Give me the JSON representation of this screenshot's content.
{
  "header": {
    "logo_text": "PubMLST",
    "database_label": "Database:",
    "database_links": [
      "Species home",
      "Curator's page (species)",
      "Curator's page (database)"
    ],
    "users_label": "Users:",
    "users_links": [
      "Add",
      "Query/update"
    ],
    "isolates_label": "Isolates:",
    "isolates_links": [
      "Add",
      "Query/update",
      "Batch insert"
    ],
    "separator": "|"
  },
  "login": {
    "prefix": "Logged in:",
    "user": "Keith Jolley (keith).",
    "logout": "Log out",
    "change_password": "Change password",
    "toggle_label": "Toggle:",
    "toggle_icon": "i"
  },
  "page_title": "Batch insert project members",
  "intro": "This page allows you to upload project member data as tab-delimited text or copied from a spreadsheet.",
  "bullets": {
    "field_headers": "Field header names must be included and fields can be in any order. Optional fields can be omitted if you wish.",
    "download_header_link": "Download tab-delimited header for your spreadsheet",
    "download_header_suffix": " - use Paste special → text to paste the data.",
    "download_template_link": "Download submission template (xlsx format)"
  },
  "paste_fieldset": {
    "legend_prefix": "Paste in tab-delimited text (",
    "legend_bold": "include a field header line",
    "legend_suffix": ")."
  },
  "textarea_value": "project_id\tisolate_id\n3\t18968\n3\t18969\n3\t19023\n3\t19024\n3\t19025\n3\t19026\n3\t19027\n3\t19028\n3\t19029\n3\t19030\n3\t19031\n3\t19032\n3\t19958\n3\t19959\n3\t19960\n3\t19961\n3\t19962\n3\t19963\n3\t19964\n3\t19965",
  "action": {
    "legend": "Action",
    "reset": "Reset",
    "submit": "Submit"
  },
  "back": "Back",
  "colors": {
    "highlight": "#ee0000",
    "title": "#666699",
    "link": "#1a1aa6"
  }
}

■ TASK STATEMENT ■
Take every line from the data that contains the word "spreadsheet".

■ TASK OUTPUT ■
  "intro": "This page allows you to upload project member data as tab-delimited text or copied from a spreadsheet.",
    "download_header_link": "Download tab-delimited header for your spreadsheet",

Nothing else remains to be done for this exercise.